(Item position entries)
<<<<

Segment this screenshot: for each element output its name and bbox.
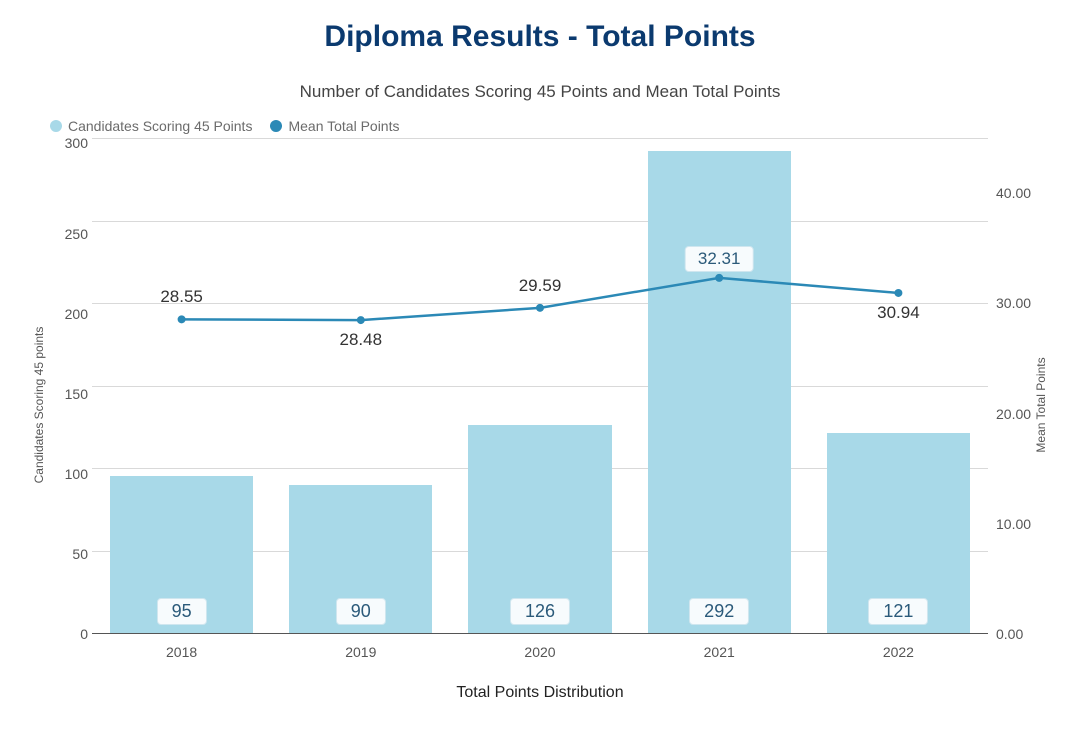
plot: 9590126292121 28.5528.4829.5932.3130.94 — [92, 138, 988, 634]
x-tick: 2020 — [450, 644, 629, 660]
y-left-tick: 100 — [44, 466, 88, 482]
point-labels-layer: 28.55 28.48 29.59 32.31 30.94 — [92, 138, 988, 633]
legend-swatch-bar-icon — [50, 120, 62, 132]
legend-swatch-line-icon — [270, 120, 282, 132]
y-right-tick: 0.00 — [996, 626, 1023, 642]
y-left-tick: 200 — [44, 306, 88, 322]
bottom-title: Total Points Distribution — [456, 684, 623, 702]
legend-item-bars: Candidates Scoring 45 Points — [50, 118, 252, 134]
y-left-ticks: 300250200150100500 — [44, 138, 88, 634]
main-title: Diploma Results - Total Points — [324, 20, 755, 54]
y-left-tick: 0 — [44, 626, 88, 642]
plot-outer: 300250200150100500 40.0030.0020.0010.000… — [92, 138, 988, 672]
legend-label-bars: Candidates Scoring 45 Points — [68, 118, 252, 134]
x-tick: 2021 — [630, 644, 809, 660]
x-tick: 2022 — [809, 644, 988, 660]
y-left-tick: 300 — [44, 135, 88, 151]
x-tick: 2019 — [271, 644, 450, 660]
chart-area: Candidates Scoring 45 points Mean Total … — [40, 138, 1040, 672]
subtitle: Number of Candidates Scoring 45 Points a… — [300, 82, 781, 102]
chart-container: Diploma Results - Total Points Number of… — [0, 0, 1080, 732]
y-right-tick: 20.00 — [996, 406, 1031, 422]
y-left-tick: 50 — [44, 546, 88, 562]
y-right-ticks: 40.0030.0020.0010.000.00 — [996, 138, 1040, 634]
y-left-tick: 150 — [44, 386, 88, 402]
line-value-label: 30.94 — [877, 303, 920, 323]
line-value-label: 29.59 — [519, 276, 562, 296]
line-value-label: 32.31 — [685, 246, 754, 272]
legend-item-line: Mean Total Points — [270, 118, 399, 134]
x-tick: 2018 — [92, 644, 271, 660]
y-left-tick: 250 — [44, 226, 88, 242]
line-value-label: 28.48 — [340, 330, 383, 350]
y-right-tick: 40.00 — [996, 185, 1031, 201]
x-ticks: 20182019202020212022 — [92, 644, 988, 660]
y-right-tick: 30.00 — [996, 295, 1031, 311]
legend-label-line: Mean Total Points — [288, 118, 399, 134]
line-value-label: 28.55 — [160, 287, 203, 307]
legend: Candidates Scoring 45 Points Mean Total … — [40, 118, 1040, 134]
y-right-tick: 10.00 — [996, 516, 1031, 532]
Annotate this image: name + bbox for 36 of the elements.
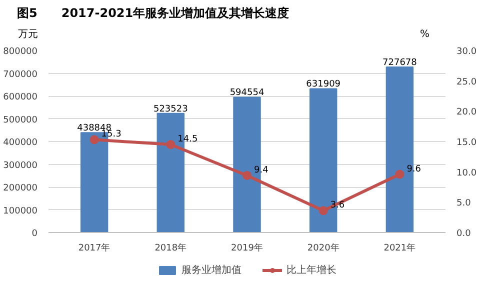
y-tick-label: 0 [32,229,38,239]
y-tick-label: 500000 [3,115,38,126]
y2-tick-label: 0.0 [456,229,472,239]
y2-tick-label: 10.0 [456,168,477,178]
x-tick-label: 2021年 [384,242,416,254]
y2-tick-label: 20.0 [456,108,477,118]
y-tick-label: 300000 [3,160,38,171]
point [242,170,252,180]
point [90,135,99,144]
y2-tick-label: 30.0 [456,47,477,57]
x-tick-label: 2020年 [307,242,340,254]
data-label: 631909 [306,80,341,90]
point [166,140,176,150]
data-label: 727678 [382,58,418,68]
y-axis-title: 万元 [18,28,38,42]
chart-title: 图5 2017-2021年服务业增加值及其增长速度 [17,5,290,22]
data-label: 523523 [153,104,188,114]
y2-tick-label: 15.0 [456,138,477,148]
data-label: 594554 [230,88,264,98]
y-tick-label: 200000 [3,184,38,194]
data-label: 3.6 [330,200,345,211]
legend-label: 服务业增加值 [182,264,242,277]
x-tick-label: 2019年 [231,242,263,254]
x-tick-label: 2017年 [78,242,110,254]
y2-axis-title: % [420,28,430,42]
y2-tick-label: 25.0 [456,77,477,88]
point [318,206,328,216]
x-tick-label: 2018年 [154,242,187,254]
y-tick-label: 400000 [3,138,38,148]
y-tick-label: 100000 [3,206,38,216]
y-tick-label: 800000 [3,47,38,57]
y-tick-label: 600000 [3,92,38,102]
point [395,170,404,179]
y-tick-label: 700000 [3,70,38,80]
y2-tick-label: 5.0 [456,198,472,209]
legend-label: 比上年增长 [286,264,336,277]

>>>>

▶ [To do]: Copy all of the records above line for line, leaving out the pictures.

▶ [Response]:
Segment this screenshot: for each element output its name and bbox.
plot: 9590126292121 28.5528.4829.5932.3130.94 — [92, 138, 988, 634]
x-tick: 2020 — [450, 644, 629, 660]
y-left-tick: 100 — [44, 466, 88, 482]
point-labels-layer: 28.55 28.48 29.59 32.31 30.94 — [92, 138, 988, 633]
legend-swatch-bar-icon — [50, 120, 62, 132]
legend-swatch-line-icon — [270, 120, 282, 132]
y-right-tick: 0.00 — [996, 626, 1023, 642]
y-left-tick: 200 — [44, 306, 88, 322]
bottom-title: Total Points Distribution — [456, 684, 623, 702]
legend-item-bars: Candidates Scoring 45 Points — [50, 118, 252, 134]
y-left-ticks: 300250200150100500 — [44, 138, 88, 634]
main-title: Diploma Results - Total Points — [324, 20, 755, 54]
y-left-tick: 0 — [44, 626, 88, 642]
plot-outer: 300250200150100500 40.0030.0020.0010.000… — [92, 138, 988, 672]
legend-label-bars: Candidates Scoring 45 Points — [68, 118, 252, 134]
x-tick: 2021 — [630, 644, 809, 660]
x-tick: 2022 — [809, 644, 988, 660]
y-left-tick: 300 — [44, 135, 88, 151]
x-tick: 2019 — [271, 644, 450, 660]
chart-area: Candidates Scoring 45 points Mean Total … — [40, 138, 1040, 672]
subtitle: Number of Candidates Scoring 45 Points a… — [300, 82, 781, 102]
chart-container: Diploma Results - Total Points Number of… — [0, 0, 1080, 732]
y-right-tick: 20.00 — [996, 406, 1031, 422]
y-left-tick: 50 — [44, 546, 88, 562]
y-right-ticks: 40.0030.0020.0010.000.00 — [996, 138, 1040, 634]
y-left-tick: 150 — [44, 386, 88, 402]
line-value-label: 30.94 — [877, 303, 920, 323]
line-value-label: 29.59 — [519, 276, 562, 296]
line-value-label: 32.31 — [685, 246, 754, 272]
legend-item-line: Mean Total Points — [270, 118, 399, 134]
x-tick: 2018 — [92, 644, 271, 660]
y-left-tick: 250 — [44, 226, 88, 242]
line-value-label: 28.48 — [340, 330, 383, 350]
y-right-tick: 40.00 — [996, 185, 1031, 201]
x-ticks: 20182019202020212022 — [92, 644, 988, 660]
y-right-tick: 30.00 — [996, 295, 1031, 311]
legend-label-line: Mean Total Points — [288, 118, 399, 134]
line-value-label: 28.55 — [160, 287, 203, 307]
legend: Candidates Scoring 45 Points Mean Total … — [40, 118, 1040, 134]
y-right-tick: 10.00 — [996, 516, 1031, 532]
Annotate this image: name + bbox for 36 of the elements.
y-tick-label: 0 [32,229,38,239]
y-tick-label: 500000 [3,115,38,126]
y2-tick-label: 0.0 [456,229,472,239]
y2-tick-label: 10.0 [456,168,477,178]
x-tick-label: 2021年 [384,242,416,254]
y2-tick-label: 20.0 [456,108,477,118]
y-tick-label: 300000 [3,160,38,171]
point [242,170,252,180]
point [90,135,99,144]
y2-tick-label: 30.0 [456,47,477,57]
x-tick-label: 2020年 [307,242,340,254]
data-label: 631909 [306,80,341,90]
point [166,140,176,150]
data-label: 727678 [382,58,418,68]
y-axis-title: 万元 [18,28,38,42]
chart-title: 图5 2017-2021年服务业增加值及其增长速度 [17,5,290,22]
data-label: 523523 [153,104,188,114]
y2-tick-label: 15.0 [456,138,477,148]
data-label: 594554 [230,88,264,98]
y-tick-label: 200000 [3,184,38,194]
data-label: 3.6 [330,200,345,211]
legend-label: 服务业增加值 [182,264,242,277]
x-tick-label: 2019年 [231,242,263,254]
x-tick-label: 2017年 [78,242,110,254]
y2-axis-title: % [420,28,430,42]
y2-tick-label: 25.0 [456,77,477,88]
point [318,206,328,216]
x-tick-label: 2018年 [154,242,187,254]
y-tick-label: 400000 [3,138,38,148]
y-tick-label: 100000 [3,206,38,216]
y-tick-label: 800000 [3,47,38,57]
y-tick-label: 600000 [3,92,38,102]
point [395,170,404,179]
y-tick-label: 700000 [3,70,38,80]
y2-tick-label: 5.0 [456,198,472,209]
legend-label: 比上年增长 [286,264,336,277]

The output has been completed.